The answer is all of the data, repeated exactly.
[EXERCISE INPUT Boundary: Start]
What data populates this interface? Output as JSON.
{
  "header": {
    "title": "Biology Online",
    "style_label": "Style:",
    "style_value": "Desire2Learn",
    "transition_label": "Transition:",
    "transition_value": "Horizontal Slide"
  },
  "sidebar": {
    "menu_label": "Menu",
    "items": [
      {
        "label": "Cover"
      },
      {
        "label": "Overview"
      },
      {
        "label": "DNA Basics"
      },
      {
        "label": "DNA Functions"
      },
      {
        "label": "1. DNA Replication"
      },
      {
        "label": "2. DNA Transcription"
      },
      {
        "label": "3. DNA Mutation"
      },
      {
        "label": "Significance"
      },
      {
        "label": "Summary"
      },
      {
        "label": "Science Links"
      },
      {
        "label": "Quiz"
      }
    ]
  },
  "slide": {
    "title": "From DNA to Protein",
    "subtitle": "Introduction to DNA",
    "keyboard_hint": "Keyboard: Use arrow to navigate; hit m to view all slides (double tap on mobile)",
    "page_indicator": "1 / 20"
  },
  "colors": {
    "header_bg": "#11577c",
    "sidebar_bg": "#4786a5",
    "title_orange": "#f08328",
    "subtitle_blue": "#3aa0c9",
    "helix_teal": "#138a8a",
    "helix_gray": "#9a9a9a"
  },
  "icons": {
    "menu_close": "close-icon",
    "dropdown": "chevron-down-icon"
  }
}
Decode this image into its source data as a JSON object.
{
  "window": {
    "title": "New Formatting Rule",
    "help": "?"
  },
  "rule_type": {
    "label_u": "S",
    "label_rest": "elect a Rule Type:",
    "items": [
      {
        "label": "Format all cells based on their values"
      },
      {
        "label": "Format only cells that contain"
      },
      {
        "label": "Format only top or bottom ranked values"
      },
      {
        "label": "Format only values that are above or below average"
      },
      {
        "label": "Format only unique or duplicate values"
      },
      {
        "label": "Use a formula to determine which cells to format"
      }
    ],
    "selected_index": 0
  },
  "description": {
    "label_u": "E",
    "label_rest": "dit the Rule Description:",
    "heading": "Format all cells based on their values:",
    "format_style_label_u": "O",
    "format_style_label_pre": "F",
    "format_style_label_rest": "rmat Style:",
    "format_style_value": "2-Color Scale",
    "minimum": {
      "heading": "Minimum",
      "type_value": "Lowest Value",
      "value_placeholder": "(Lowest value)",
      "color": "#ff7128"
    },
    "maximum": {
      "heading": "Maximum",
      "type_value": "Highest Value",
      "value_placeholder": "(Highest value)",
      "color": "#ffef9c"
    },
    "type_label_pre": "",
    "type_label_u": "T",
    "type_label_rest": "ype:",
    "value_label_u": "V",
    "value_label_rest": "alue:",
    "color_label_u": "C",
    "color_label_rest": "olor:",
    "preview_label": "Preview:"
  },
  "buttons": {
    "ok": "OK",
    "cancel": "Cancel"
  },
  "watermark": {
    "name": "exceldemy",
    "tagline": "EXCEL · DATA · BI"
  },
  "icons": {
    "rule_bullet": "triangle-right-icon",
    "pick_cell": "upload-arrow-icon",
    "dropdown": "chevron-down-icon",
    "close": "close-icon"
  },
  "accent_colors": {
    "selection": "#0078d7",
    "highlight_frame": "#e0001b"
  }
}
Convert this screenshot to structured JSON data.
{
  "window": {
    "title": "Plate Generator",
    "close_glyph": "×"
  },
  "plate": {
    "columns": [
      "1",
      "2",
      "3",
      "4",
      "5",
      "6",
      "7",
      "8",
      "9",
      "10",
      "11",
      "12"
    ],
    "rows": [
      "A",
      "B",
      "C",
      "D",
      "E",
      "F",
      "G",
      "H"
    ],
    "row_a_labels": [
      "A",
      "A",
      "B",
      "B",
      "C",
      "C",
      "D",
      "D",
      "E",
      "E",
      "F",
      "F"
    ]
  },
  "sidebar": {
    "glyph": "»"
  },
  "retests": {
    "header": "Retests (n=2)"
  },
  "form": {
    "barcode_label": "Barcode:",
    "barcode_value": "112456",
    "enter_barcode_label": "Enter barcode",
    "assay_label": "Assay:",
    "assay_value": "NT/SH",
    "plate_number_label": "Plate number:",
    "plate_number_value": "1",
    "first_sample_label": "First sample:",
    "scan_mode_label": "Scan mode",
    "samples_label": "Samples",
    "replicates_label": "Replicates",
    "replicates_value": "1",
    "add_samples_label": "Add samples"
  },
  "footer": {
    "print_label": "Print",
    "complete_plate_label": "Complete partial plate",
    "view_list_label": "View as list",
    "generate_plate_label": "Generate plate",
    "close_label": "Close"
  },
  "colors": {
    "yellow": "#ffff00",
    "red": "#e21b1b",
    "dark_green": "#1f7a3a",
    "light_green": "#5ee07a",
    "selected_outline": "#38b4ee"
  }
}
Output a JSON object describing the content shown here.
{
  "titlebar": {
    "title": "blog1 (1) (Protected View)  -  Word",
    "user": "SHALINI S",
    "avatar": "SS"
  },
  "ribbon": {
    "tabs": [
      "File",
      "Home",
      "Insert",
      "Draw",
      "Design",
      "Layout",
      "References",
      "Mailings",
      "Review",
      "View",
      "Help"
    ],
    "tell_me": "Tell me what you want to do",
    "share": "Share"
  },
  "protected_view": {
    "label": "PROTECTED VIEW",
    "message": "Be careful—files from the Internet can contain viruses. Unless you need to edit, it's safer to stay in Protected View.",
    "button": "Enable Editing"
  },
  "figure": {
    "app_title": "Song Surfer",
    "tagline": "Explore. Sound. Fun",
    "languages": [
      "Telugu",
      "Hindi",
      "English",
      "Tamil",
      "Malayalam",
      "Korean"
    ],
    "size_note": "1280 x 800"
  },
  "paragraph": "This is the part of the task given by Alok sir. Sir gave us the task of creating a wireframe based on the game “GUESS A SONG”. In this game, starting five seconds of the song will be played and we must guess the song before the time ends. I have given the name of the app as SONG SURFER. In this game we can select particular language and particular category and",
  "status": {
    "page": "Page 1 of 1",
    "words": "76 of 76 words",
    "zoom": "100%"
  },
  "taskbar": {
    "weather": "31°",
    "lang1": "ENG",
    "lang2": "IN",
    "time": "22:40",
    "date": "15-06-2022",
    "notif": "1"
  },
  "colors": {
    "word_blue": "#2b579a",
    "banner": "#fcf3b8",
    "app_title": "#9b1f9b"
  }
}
[EXERCISE INPUT Boundary: End]
SOLUTION TO THIS TASK ->
What data populates this interface? Output as JSON.
{
  "header": {
    "title": "Biology Online",
    "style_label": "Style:",
    "style_value": "Desire2Learn",
    "transition_label": "Transition:",
    "transition_value": "Horizontal Slide"
  },
  "sidebar": {
    "menu_label": "Menu",
    "items": [
      {
        "label": "Cover"
      },
      {
        "label": "Overview"
      },
      {
        "label": "DNA Basics"
      },
      {
        "label": "DNA Functions"
      },
      {
        "label": "1. DNA Replication"
      },
      {
        "label": "2. DNA Transcription"
      },
      {
        "label": "3. DNA Mutation"
      },
      {
        "label": "Significance"
      },
      {
        "label": "Summary"
      },
      {
        "label": "Science Links"
      },
      {
        "label": "Quiz"
      }
    ]
  },
  "slide": {
    "title": "From DNA to Protein",
    "subtitle": "Introduction to DNA",
    "keyboard_hint": "Keyboard: Use arrow to navigate; hit m to view all slides (double tap on mobile)",
    "page_indicator": "1 / 20"
  },
  "colors": {
    "header_bg": "#11577c",
    "sidebar_bg": "#4786a5",
    "title_orange": "#f08328",
    "subtitle_blue": "#3aa0c9",
    "helix_teal": "#138a8a",
    "helix_gray": "#9a9a9a"
  },
  "icons": {
    "menu_close": "close-icon",
    "dropdown": "chevron-down-icon"
  }
}
Decode this image into its source data as a JSON object.
{
  "window": {
    "title": "New Formatting Rule",
    "help": "?"
  },
  "rule_type": {
    "label_u": "S",
    "label_rest": "elect a Rule Type:",
    "items": [
      {
        "label": "Format all cells based on their values"
      },
      {
        "label": "Format only cells that contain"
      },
      {
        "label": "Format only top or bottom ranked values"
      },
      {
        "label": "Format only values that are above or below average"
      },
      {
        "label": "Format only unique or duplicate values"
      },
      {
        "label": "Use a formula to determine which cells to format"
      }
    ],
    "selected_index": 0
  },
  "description": {
    "label_u": "E",
    "label_rest": "dit the Rule Description:",
    "heading": "Format all cells based on their values:",
    "format_style_label_u": "O",
    "format_style_label_pre": "F",
    "format_style_label_rest": "rmat Style:",
    "format_style_value": "2-Color Scale",
    "minimum": {
      "heading": "Minimum",
      "type_value": "Lowest Value",
      "value_placeholder": "(Lowest value)",
      "color": "#ff7128"
    },
    "maximum": {
      "heading": "Maximum",
      "type_value": "Highest Value",
      "value_placeholder": "(Highest value)",
      "color": "#ffef9c"
    },
    "type_label_pre": "",
    "type_label_u": "T",
    "type_label_rest": "ype:",
    "value_label_u": "V",
    "value_label_rest": "alue:",
    "color_label_u": "C",
    "color_label_rest": "olor:",
    "preview_label": "Preview:"
  },
  "buttons": {
    "ok": "OK",
    "cancel": "Cancel"
  },
  "watermark": {
    "name": "exceldemy",
    "tagline": "EXCEL · DATA · BI"
  },
  "icons": {
    "rule_bullet": "triangle-right-icon",
    "pick_cell": "upload-arrow-icon",
    "dropdown": "chevron-down-icon",
    "close": "close-icon"
  },
  "accent_colors": {
    "selection": "#0078d7",
    "highlight_frame": "#e0001b"
  }
}
Convert this screenshot to structured JSON data.
{
  "window": {
    "title": "Plate Generator",
    "close_glyph": "×"
  },
  "plate": {
    "columns": [
      "1",
      "2",
      "3",
      "4",
      "5",
      "6",
      "7",
      "8",
      "9",
      "10",
      "11",
      "12"
    ],
    "rows": [
      "A",
      "B",
      "C",
      "D",
      "E",
      "F",
      "G",
      "H"
    ],
    "row_a_labels": [
      "A",
      "A",
      "B",
      "B",
      "C",
      "C",
      "D",
      "D",
      "E",
      "E",
      "F",
      "F"
    ]
  },
  "sidebar": {
    "glyph": "»"
  },
  "retests": {
    "header": "Retests (n=2)"
  },
  "form": {
    "barcode_label": "Barcode:",
    "barcode_value": "112456",
    "enter_barcode_label": "Enter barcode",
    "assay_label": "Assay:",
    "assay_value": "NT/SH",
    "plate_number_label": "Plate number:",
    "plate_number_value": "1",
    "first_sample_label": "First sample:",
    "scan_mode_label": "Scan mode",
    "samples_label": "Samples",
    "replicates_label": "Replicates",
    "replicates_value": "1",
    "add_samples_label": "Add samples"
  },
  "footer": {
    "print_label": "Print",
    "complete_plate_label": "Complete partial plate",
    "view_list_label": "View as list",
    "generate_plate_label": "Generate plate",
    "close_label": "Close"
  },
  "colors": {
    "yellow": "#ffff00",
    "red": "#e21b1b",
    "dark_green": "#1f7a3a",
    "light_green": "#5ee07a",
    "selected_outline": "#38b4ee"
  }
}
Output a JSON object describing the content shown here.
{
  "titlebar": {
    "title": "blog1 (1) (Protected View)  -  Word",
    "user": "SHALINI S",
    "avatar": "SS"
  },
  "ribbon": {
    "tabs": [
      "File",
      "Home",
      "Insert",
      "Draw",
      "Design",
      "Layout",
      "References",
      "Mailings",
      "Review",
      "View",
      "Help"
    ],
    "tell_me": "Tell me what you want to do",
    "share": "Share"
  },
  "protected_view": {
    "label": "PROTECTED VIEW",
    "message": "Be careful—files from the Internet can contain viruses. Unless you need to edit, it's safer to stay in Protected View.",
    "button": "Enable Editing"
  },
  "figure": {
    "app_title": "Song Surfer",
    "tagline": "Explore. Sound. Fun",
    "languages": [
      "Telugu",
      "Hindi",
      "English",
      "Tamil",
      "Malayalam",
      "Korean"
    ],
    "size_note": "1280 x 800"
  },
  "paragraph": "This is the part of the task given by Alok sir. Sir gave us the task of creating a wireframe based on the game “GUESS A SONG”. In this game, starting five seconds of the song will be played and we must guess the song before the time ends. I have given the name of the app as SONG SURFER. In this game we can select particular language and particular category and",
  "status": {
    "page": "Page 1 of 1",
    "words": "76 of 76 words",
    "zoom": "100%"
  },
  "taskbar": {
    "weather": "31°",
    "lang1": "ENG",
    "lang2": "IN",
    "time": "22:40",
    "date": "15-06-2022",
    "notif": "1"
  },
  "colors": {
    "word_blue": "#2b579a",
    "banner": "#fcf3b8",
    "app_title": "#9b1f9b"
  }
}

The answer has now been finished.